◆ Exercise requirements
Retype the material word for word.

(Entries from a dataset)
— begin —
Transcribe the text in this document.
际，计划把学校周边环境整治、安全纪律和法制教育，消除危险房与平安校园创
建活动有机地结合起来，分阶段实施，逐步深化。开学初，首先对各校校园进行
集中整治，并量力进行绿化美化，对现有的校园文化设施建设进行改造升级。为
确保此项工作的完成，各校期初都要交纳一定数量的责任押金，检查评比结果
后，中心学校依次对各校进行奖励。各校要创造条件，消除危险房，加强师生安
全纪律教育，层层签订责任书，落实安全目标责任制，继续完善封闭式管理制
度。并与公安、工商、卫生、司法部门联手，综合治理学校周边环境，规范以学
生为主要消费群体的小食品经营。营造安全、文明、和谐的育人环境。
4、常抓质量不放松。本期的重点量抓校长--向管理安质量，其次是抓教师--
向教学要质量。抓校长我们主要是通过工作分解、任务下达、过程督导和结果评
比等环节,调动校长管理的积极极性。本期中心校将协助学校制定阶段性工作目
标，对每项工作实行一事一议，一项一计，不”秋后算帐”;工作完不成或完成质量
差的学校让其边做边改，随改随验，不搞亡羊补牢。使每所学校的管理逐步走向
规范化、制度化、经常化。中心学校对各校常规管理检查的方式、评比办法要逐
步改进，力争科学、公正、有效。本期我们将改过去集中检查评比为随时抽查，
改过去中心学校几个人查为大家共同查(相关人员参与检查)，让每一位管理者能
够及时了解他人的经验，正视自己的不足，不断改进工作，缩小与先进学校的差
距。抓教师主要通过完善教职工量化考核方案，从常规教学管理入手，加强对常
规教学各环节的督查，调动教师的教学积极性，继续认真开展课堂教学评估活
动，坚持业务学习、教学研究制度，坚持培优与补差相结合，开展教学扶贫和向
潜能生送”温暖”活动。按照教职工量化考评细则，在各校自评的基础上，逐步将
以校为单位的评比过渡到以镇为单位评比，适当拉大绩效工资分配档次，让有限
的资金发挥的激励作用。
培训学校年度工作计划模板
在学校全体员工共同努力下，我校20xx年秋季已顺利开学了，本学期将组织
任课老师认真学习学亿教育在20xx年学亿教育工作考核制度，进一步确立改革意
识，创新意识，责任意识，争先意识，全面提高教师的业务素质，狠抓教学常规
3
— end —
◆ Solution
Transcribe the text in this document.
际，计划把学校周边环境整治、安全纪律和法制教育，消除危险房与平安校园创
建活动有机地结合起来，分阶段实施，逐步深化。开学初，首先对各校校园进行
集中整治，并量力进行绿化美化，对现有的校园文化设施建设进行改造升级。为
确保此项工作的完成，各校期初都要交纳一定数量的责任押金，检查评比结果
后，中心学校依次对各校进行奖励。各校要创造条件，消除危险房，加强师生安
全纪律教育，层层签订责任书，落实安全目标责任制，继续完善封闭式管理制
度。并与公安、工商、卫生、司法部门联手，综合治理学校周边环境，规范以学
生为主要消费群体的小食品经营。营造安全、文明、和谐的育人环境。
4、常抓质量不放松。本期的重点量抓校长--向管理安质量，其次是抓教师--
向教学要质量。抓校长我们主要是通过工作分解、任务下达、过程督导和结果评
比等环节,调动校长管理的积极极性。本期中心校将协助学校制定阶段性工作目
标，对每项工作实行一事一议，一项一计，不”秋后算帐”;工作完不成或完成质量
差的学校让其边做边改，随改随验，不搞亡羊补牢。使每所学校的管理逐步走向
规范化、制度化、经常化。中心学校对各校常规管理检查的方式、评比办法要逐
步改进，力争科学、公正、有效。本期我们将改过去集中检查评比为随时抽查，
改过去中心学校几个人查为大家共同查(相关人员参与检查)，让每一位管理者能
够及时了解他人的经验，正视自己的不足，不断改进工作，缩小与先进学校的差
距。抓教师主要通过完善教职工量化考核方案，从常规教学管理入手，加强对常
规教学各环节的督查，调动教师的教学积极性，继续认真开展课堂教学评估活
动，坚持业务学习、教学研究制度，坚持培优与补差相结合，开展教学扶贫和向
潜能生送”温暖”活动。按照教职工量化考评细则，在各校自评的基础上，逐步将
以校为单位的评比过渡到以镇为单位评比，适当拉大绩效工资分配档次，让有限
的资金发挥的激励作用。
培训学校年度工作计划模板
在学校全体员工共同努力下，我校20xx年秋季已顺利开学了，本学期将组织
任课老师认真学习学亿教育在20xx年学亿教育工作考核制度，进一步确立改革意
识，创新意识，责任意识，争先意识，全面提高教师的业务素质，狠抓教学常规
3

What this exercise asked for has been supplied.